What the task asks: Go through the records and extract every line with the word "salarial".

Data section:
===============

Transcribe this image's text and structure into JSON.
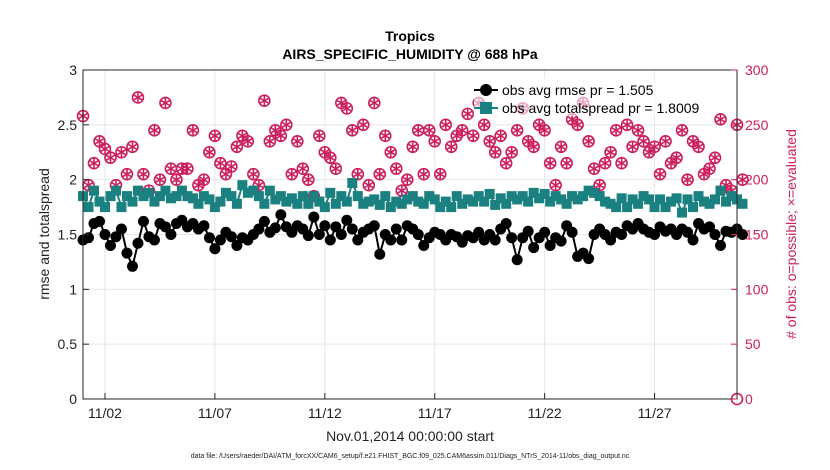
{
  "chart_data": {
    "type": "line",
    "title": "Tropics",
    "subtitle": "AIRS_SPECIFIC_HUMIDITY @ 688 hPa",
    "xlabel": "Nov.01,2014 00:00:00 start",
    "ylabel": "rmse and totalspread",
    "y2label": "# of obs: o=possible; ×=evaluated",
    "footer": "data file: /Users/raeder/DAI/ATM_forcXX/CAM6_setup/f.e21.FHIST_BGC.f09_025.CAM6assim.011/Diags_NTrS_2014-11/obs_diag_output.nc",
    "xlim": [
      1.0,
      30.75
    ],
    "ylim": [
      0,
      3
    ],
    "y2lim": [
      0,
      300
    ],
    "grid": true,
    "legend_position": "top-right",
    "x_ticks": [
      {
        "value": 2,
        "label": "11/02"
      },
      {
        "value": 7,
        "label": "11/07"
      },
      {
        "value": 12,
        "label": "11/12"
      },
      {
        "value": 17,
        "label": "11/17"
      },
      {
        "value": 22,
        "label": "11/22"
      },
      {
        "value": 27,
        "label": "11/27"
      }
    ],
    "y_ticks": [
      "0",
      "0.5",
      "1",
      "1.5",
      "2",
      "2.5",
      "3"
    ],
    "y2_ticks": [
      "0",
      "50",
      "100",
      "150",
      "200",
      "250",
      "300"
    ],
    "x_start": 1.0,
    "x_step": 0.25,
    "series": [
      {
        "name": "obs avg rmse pr = 1.505",
        "color": "#000000",
        "marker": "circle",
        "values": [
          1.45,
          1.47,
          1.6,
          1.62,
          1.5,
          1.4,
          1.48,
          1.55,
          1.33,
          1.21,
          1.42,
          1.62,
          1.48,
          1.45,
          1.6,
          1.57,
          1.5,
          1.6,
          1.63,
          1.57,
          1.6,
          1.55,
          1.58,
          1.47,
          1.37,
          1.45,
          1.52,
          1.48,
          1.4,
          1.47,
          1.45,
          1.5,
          1.55,
          1.62,
          1.52,
          1.56,
          1.68,
          1.57,
          1.52,
          1.58,
          1.55,
          1.49,
          1.66,
          1.5,
          1.58,
          1.45,
          1.57,
          1.5,
          1.63,
          1.55,
          1.45,
          1.52,
          1.55,
          1.58,
          1.32,
          1.5,
          1.45,
          1.55,
          1.45,
          1.58,
          1.55,
          1.5,
          1.4,
          1.47,
          1.52,
          1.5,
          1.45,
          1.5,
          1.48,
          1.43,
          1.49,
          1.47,
          1.52,
          1.45,
          1.5,
          1.45,
          1.55,
          1.6,
          1.47,
          1.27,
          1.47,
          1.53,
          1.38,
          1.47,
          1.52,
          1.4,
          1.47,
          1.44,
          1.58,
          1.52,
          1.3,
          1.33,
          1.28,
          1.5,
          1.55,
          1.5,
          1.45,
          1.52,
          1.5,
          1.58,
          1.55,
          1.6,
          1.55,
          1.52,
          1.5,
          1.57,
          1.53,
          1.55,
          1.5,
          1.55,
          1.52,
          1.45,
          1.6,
          1.55,
          1.57,
          1.5,
          1.4,
          1.53,
          1.52,
          1.55
        ],
        "values_tail": [
          1.5
        ]
      },
      {
        "name": "obs avg totalspread pr = 1.8009",
        "color": "#1a8080",
        "marker": "square",
        "values": [
          1.85,
          1.75,
          1.9,
          1.8,
          1.75,
          1.85,
          1.9,
          1.75,
          1.85,
          1.8,
          1.9,
          1.85,
          1.88,
          1.8,
          1.85,
          1.9,
          1.83,
          1.85,
          1.9,
          1.85,
          1.83,
          1.78,
          1.85,
          1.82,
          1.75,
          1.8,
          1.88,
          1.85,
          1.78,
          1.95,
          1.88,
          1.9,
          1.85,
          1.78,
          1.9,
          1.82,
          1.85,
          1.8,
          1.83,
          1.78,
          1.85,
          1.78,
          1.85,
          1.8,
          1.75,
          1.88,
          1.78,
          1.85,
          1.8,
          1.97,
          1.85,
          1.78,
          1.8,
          1.82,
          1.77,
          1.85,
          1.75,
          1.8,
          1.78,
          1.82,
          1.85,
          1.8,
          1.78,
          1.85,
          1.82,
          1.75,
          1.8,
          1.75,
          1.85,
          1.78,
          1.82,
          1.8,
          1.85,
          1.8,
          1.87,
          1.77,
          1.83,
          1.78,
          1.85,
          1.82,
          1.85,
          1.8,
          1.88,
          1.83,
          1.87,
          1.8,
          1.85,
          1.82,
          1.78,
          1.85,
          1.82,
          1.85,
          1.9,
          1.88,
          1.85,
          1.8,
          1.78,
          1.75,
          1.83,
          1.75,
          1.82,
          1.78,
          1.85,
          1.82,
          1.75,
          1.82,
          1.75,
          1.8,
          1.83,
          1.7,
          1.82,
          1.75,
          1.85,
          1.8,
          1.78,
          1.82,
          1.9,
          1.8,
          1.85,
          1.82
        ],
        "values_tail": [
          1.78
        ]
      },
      {
        "name": "# of obs possible",
        "color": "#cc1f5e",
        "marker": "circle-open",
        "values": [
          258,
          195,
          215,
          235,
          228,
          220,
          195,
          225,
          205,
          230,
          275,
          205,
          190,
          245,
          200,
          270,
          210,
          200,
          210,
          210,
          245,
          195,
          200,
          225,
          240,
          215,
          205,
          212,
          230,
          240,
          235,
          205,
          195,
          272,
          235,
          245,
          240,
          250,
          205,
          235,
          210,
          200,
          185,
          240,
          225,
          220,
          210,
          270,
          265,
          245,
          205,
          250,
          195,
          270,
          205,
          240,
          225,
          210,
          190,
          200,
          230,
          245,
          205,
          245,
          235,
          205,
          250,
          230,
          240,
          245,
          260,
          240,
          270,
          250,
          235,
          225,
          240,
          215,
          225,
          245,
          265,
          235,
          230,
          250,
          245,
          215,
          195,
          230,
          215,
          255,
          250,
          270,
          235,
          210,
          195,
          215,
          225,
          245,
          215,
          250,
          230,
          245,
          235,
          225,
          230,
          205,
          235,
          215,
          220,
          245,
          200,
          235,
          230,
          205,
          210,
          220,
          255,
          195,
          190,
          250
        ],
        "values_tail": [
          200
        ]
      },
      {
        "name": "# of obs evaluated",
        "color": "#cc1f5e",
        "marker": "asterisk",
        "values": [
          258,
          195,
          215,
          235,
          228,
          220,
          195,
          225,
          205,
          230,
          275,
          205,
          190,
          245,
          200,
          270,
          210,
          200,
          210,
          210,
          245,
          195,
          200,
          225,
          240,
          215,
          205,
          212,
          230,
          240,
          235,
          205,
          195,
          272,
          235,
          245,
          240,
          250,
          205,
          235,
          210,
          200,
          185,
          240,
          225,
          220,
          210,
          270,
          265,
          245,
          205,
          250,
          195,
          270,
          205,
          240,
          225,
          210,
          190,
          200,
          230,
          245,
          205,
          245,
          235,
          205,
          250,
          230,
          240,
          245,
          260,
          240,
          270,
          250,
          235,
          225,
          240,
          215,
          225,
          245,
          265,
          235,
          230,
          250,
          245,
          215,
          195,
          230,
          215,
          255,
          250,
          270,
          235,
          210,
          195,
          215,
          225,
          245,
          215,
          250,
          230,
          245,
          235,
          225,
          230,
          205,
          235,
          215,
          220,
          245,
          200,
          235,
          230,
          205,
          210,
          220,
          255,
          195,
          190,
          250
        ],
        "values_tail": [
          200
        ]
      }
    ]
  }
}
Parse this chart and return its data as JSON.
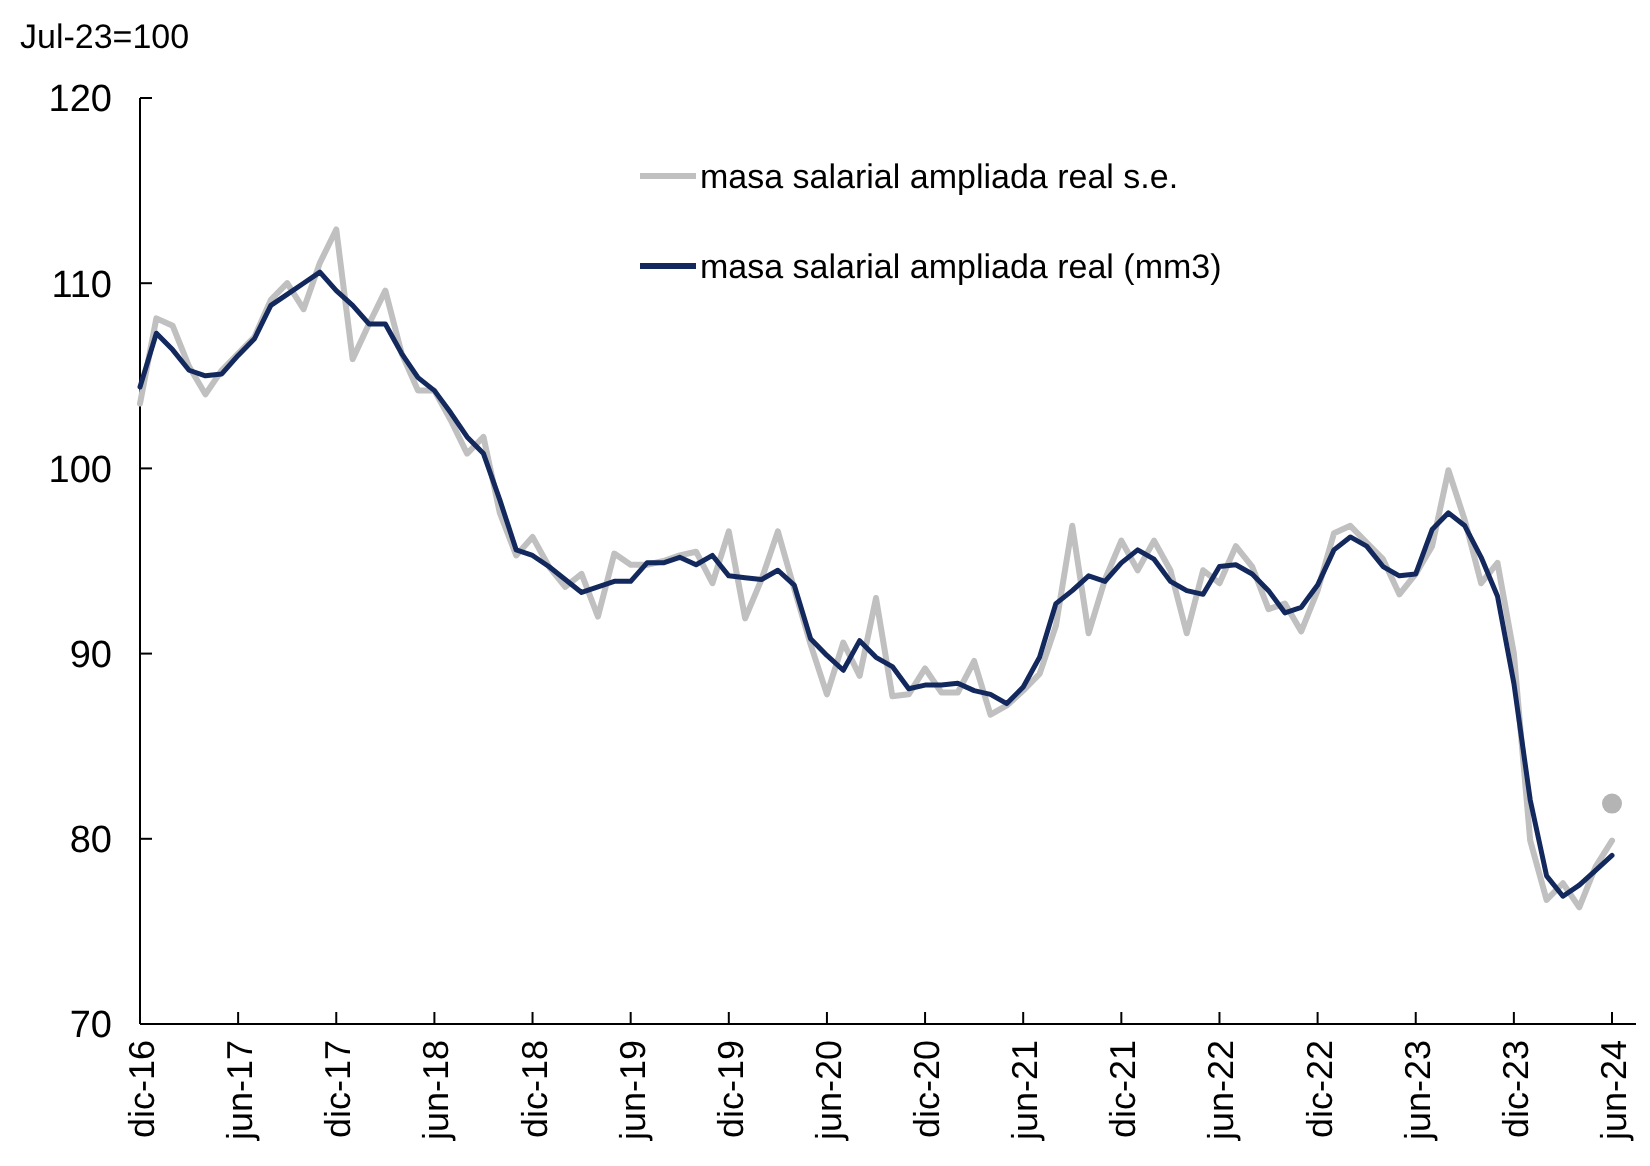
{
  "chart_data": {
    "type": "line",
    "ylabel": "Jul-23=100",
    "categories": [
      "dic-16",
      null,
      null,
      null,
      null,
      null,
      "jun-17",
      null,
      null,
      null,
      null,
      null,
      "dic-17",
      null,
      null,
      null,
      null,
      null,
      "jun-18",
      null,
      null,
      null,
      null,
      null,
      "dic-18",
      null,
      null,
      null,
      null,
      null,
      "jun-19",
      null,
      null,
      null,
      null,
      null,
      "dic-19",
      null,
      null,
      null,
      null,
      null,
      "jun-20",
      null,
      null,
      null,
      null,
      null,
      "dic-20",
      null,
      null,
      null,
      null,
      null,
      "jun-21",
      null,
      null,
      null,
      null,
      null,
      "dic-21",
      null,
      null,
      null,
      null,
      null,
      "jun-22",
      null,
      null,
      null,
      null,
      null,
      "dic-22",
      null,
      null,
      null,
      null,
      null,
      "jun-23",
      null,
      null,
      null,
      null,
      null,
      "dic-23",
      null,
      null,
      null,
      null,
      null,
      "jun-24"
    ],
    "series": [
      {
        "name": "masa salarial ampliada real s.e.",
        "color": "#c0c0c0",
        "values": [
          103.5,
          108.1,
          107.7,
          105.5,
          104.0,
          105.3,
          106.2,
          107.1,
          109.1,
          110.0,
          108.6,
          111.1,
          112.9,
          105.9,
          107.8,
          109.6,
          106.2,
          104.2,
          104.2,
          102.6,
          100.8,
          101.7,
          97.6,
          95.3,
          96.3,
          94.7,
          93.6,
          94.3,
          92.0,
          95.4,
          94.8,
          94.8,
          95.0,
          95.3,
          95.5,
          93.8,
          96.6,
          91.9,
          94.0,
          96.6,
          93.5,
          90.5,
          87.8,
          90.6,
          88.8,
          93.0,
          87.7,
          87.8,
          89.2,
          87.9,
          87.9,
          89.6,
          86.7,
          87.2,
          88.0,
          88.9,
          91.5,
          96.9,
          91.1,
          94.0,
          96.1,
          94.5,
          96.1,
          94.5,
          91.1,
          94.5,
          93.8,
          95.8,
          94.7,
          92.4,
          92.7,
          91.2,
          93.4,
          96.5,
          96.9,
          96.0,
          95.1,
          93.2,
          94.3,
          95.8,
          99.9,
          97.2,
          93.8,
          94.9,
          90.0,
          79.9,
          76.7,
          77.6,
          76.3,
          78.5,
          79.9
        ]
      },
      {
        "name": "masa salarial ampliada real (mm3)",
        "color": "#13295e",
        "values": [
          104.4,
          107.3,
          106.4,
          105.3,
          105.0,
          105.1,
          106.1,
          107.0,
          108.8,
          109.4,
          110.0,
          110.6,
          109.6,
          108.8,
          107.8,
          107.8,
          106.2,
          104.9,
          104.2,
          103.0,
          101.7,
          100.8,
          98.3,
          95.6,
          95.3,
          94.7,
          94.0,
          93.3,
          93.6,
          93.9,
          93.9,
          94.9,
          94.9,
          95.2,
          94.8,
          95.3,
          94.2,
          94.1,
          94.0,
          94.5,
          93.7,
          90.8,
          89.9,
          89.1,
          90.7,
          89.8,
          89.3,
          88.1,
          88.3,
          88.3,
          88.4,
          88.0,
          87.8,
          87.3,
          88.2,
          89.8,
          92.7,
          93.4,
          94.2,
          93.9,
          94.9,
          95.6,
          95.1,
          93.9,
          93.4,
          93.2,
          94.7,
          94.8,
          94.3,
          93.4,
          92.2,
          92.5,
          93.7,
          95.6,
          96.3,
          95.8,
          94.7,
          94.2,
          94.3,
          96.7,
          97.6,
          96.9,
          95.2,
          93.1,
          88.4,
          82.1,
          78.0,
          76.9,
          77.5,
          78.3,
          79.1
        ]
      },
      {
        "type": "scatter",
        "color": "#b4b4b4",
        "x": [
          "jun-24"
        ],
        "values": [
          81.9
        ]
      }
    ],
    "ylim": [
      70,
      120
    ],
    "yticks": [
      70,
      80,
      90,
      100,
      110,
      120
    ],
    "grid": false,
    "legend": "top right"
  }
}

===============

Solution:
        "name": "masa salarial ampliada real s.e.",
        "name": "masa salarial ampliada real (mm3)",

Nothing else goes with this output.